— DATASET EXTRACT —
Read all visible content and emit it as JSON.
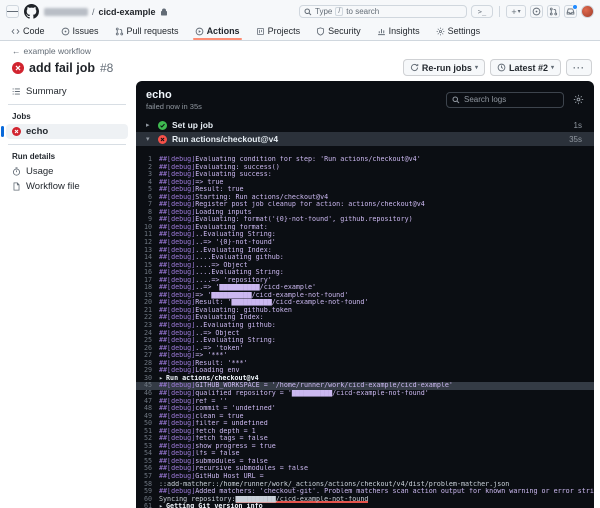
{
  "header": {
    "repo": "cicd-example",
    "separator": "/",
    "search_placeholder": "Type / to search",
    "search_key_hint": "/",
    "command_glyph": ">_",
    "plus_glyph": "+"
  },
  "nav": {
    "tabs": [
      {
        "label": "Code",
        "icon": "code",
        "active": false
      },
      {
        "label": "Issues",
        "icon": "issue",
        "active": false
      },
      {
        "label": "Pull requests",
        "icon": "pr",
        "active": false
      },
      {
        "label": "Actions",
        "icon": "actions",
        "active": true
      },
      {
        "label": "Projects",
        "icon": "projects",
        "active": false
      },
      {
        "label": "Security",
        "icon": "security",
        "active": false
      },
      {
        "label": "Insights",
        "icon": "insights",
        "active": false
      },
      {
        "label": "Settings",
        "icon": "settings",
        "active": false
      }
    ]
  },
  "run": {
    "back_label": "example workflow",
    "back_arrow": "←",
    "title": "add fail job",
    "number": "#8",
    "status": "failure",
    "rerun_button": "Re-run jobs",
    "latest_button": "Latest #2",
    "kebab_glyph": "···",
    "caret_glyph": "▾"
  },
  "sidebar": {
    "summary_label": "Summary",
    "jobs_section": "Jobs",
    "jobs": [
      {
        "name": "echo",
        "status": "failure",
        "selected": true
      }
    ],
    "details_section": "Run details",
    "usage_label": "Usage",
    "workflow_file_label": "Workflow file"
  },
  "colors": {
    "accent_blue": "#0969da",
    "fail_red_light": "#d1242f",
    "fail_red_dark": "#f85149",
    "success_green": "#3fb950",
    "nav_active_underline": "#fd8c73",
    "debug_purple": "#9e7bdb",
    "annotation_red": "#e5534b"
  },
  "log": {
    "job_name": "echo",
    "status_line": "failed now in 35s",
    "search_placeholder": "Search logs",
    "debug_prefix": "##[debug]",
    "collapsed_chevron": "▸",
    "expanded_chevron": "▾",
    "steps": [
      {
        "label": "Set up job",
        "duration": "1s",
        "status": "success",
        "expanded": false
      },
      {
        "label": "Run actions/checkout@v4",
        "duration": "35s",
        "status": "failure",
        "expanded": true
      }
    ],
    "lines": [
      {
        "n": 1,
        "t": "Evaluating condition for step: 'Run actions/checkout@v4'"
      },
      {
        "n": 2,
        "t": "Evaluating: success()"
      },
      {
        "n": 3,
        "t": "Evaluating success:"
      },
      {
        "n": 4,
        "t": "=> true"
      },
      {
        "n": 5,
        "t": "Result: true"
      },
      {
        "n": 6,
        "t": "Starting: Run actions/checkout@v4"
      },
      {
        "n": 7,
        "t": "Register post job cleanup for action: actions/checkout@v4"
      },
      {
        "n": 8,
        "t": "Loading inputs"
      },
      {
        "n": 9,
        "t": "Evaluating: format('{0}-not-found', github.repository)"
      },
      {
        "n": 10,
        "t": "Evaluating format:"
      },
      {
        "n": 11,
        "t": "..Evaluating String:"
      },
      {
        "n": 12,
        "t": "..=> '{0}-not-found'"
      },
      {
        "n": 13,
        "t": "..Evaluating Index:"
      },
      {
        "n": 14,
        "t": "....Evaluating github:"
      },
      {
        "n": 15,
        "t": "....=> Object"
      },
      {
        "n": 16,
        "t": "....Evaluating String:"
      },
      {
        "n": 17,
        "t": "....=> 'repository'"
      },
      {
        "n": 18,
        "t": "..=> '██████████/cicd-example'"
      },
      {
        "n": 19,
        "t": "=> '██████████/cicd-example-not-found'"
      },
      {
        "n": 20,
        "t": "Result: '██████████/cicd-example-not-found'"
      },
      {
        "n": 21,
        "t": "Evaluating: github.token"
      },
      {
        "n": 22,
        "t": "Evaluating Index:"
      },
      {
        "n": 23,
        "t": "..Evaluating github:"
      },
      {
        "n": 24,
        "t": "..=> Object"
      },
      {
        "n": 25,
        "t": "..Evaluating String:"
      },
      {
        "n": 26,
        "t": "..=> 'token'"
      },
      {
        "n": 27,
        "t": "=> '***'"
      },
      {
        "n": 28,
        "t": "Result: '***'"
      },
      {
        "n": 29,
        "t": "Loading env"
      },
      {
        "n": 30,
        "kind": "group",
        "t": "Run actions/checkout@v4"
      },
      {
        "n": 45,
        "t": "GITHUB_WORKSPACE = '/home/runner/work/cicd-example/cicd-example'",
        "hl": true
      },
      {
        "n": 46,
        "t": "qualified repository = '██████████/cicd-example-not-found'"
      },
      {
        "n": 47,
        "t": "ref = ''"
      },
      {
        "n": 48,
        "t": "commit = 'undefined'"
      },
      {
        "n": 49,
        "t": "clean = true"
      },
      {
        "n": 50,
        "t": "filter = undefined"
      },
      {
        "n": 51,
        "t": "fetch depth = 1"
      },
      {
        "n": 52,
        "t": "fetch tags = false"
      },
      {
        "n": 53,
        "t": "show progress = true"
      },
      {
        "n": 54,
        "t": "lfs = false"
      },
      {
        "n": 55,
        "t": "submodules = false"
      },
      {
        "n": 56,
        "t": "recursive submodules = false"
      },
      {
        "n": 57,
        "t": "GitHub Host URL = "
      },
      {
        "n": 58,
        "kind": "plain",
        "t": "::add-matcher::/home/runner/work/_actions/actions/checkout/v4/dist/problem-matcher.json"
      },
      {
        "n": 59,
        "t": "Added matchers: 'checkout-git'. Problem matchers scan action output for known warning or error strings and report these inline."
      },
      {
        "n": 60,
        "kind": "plain",
        "t": "Syncing repository: ",
        "t2": "██████████/cicd-example-not-found",
        "underline": true
      },
      {
        "n": 61,
        "kind": "group",
        "t": "Getting Git version info",
        "partial": true
      }
    ]
  }
}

— WHAT THE EXERCISE ASKS —
Scan the listing above for the word "example" and show each line where it is found.

— REPLY TO THE TASK —
    "repo": "cicd-example",
    "back_label": "example workflow",
        "t": "..=> '██████████/cicd-example'"
        "t": "=> '██████████/cicd-example-not-found'"
        "t": "Result: '██████████/cicd-example-not-found'"
        "t": "GITHUB_WORKSPACE = '/home/runner/work/cicd-example/cicd-example'",
        "t": "qualified repository = '██████████/cicd-example-not-found'"
        "t2": "██████████/cicd-example-not-found",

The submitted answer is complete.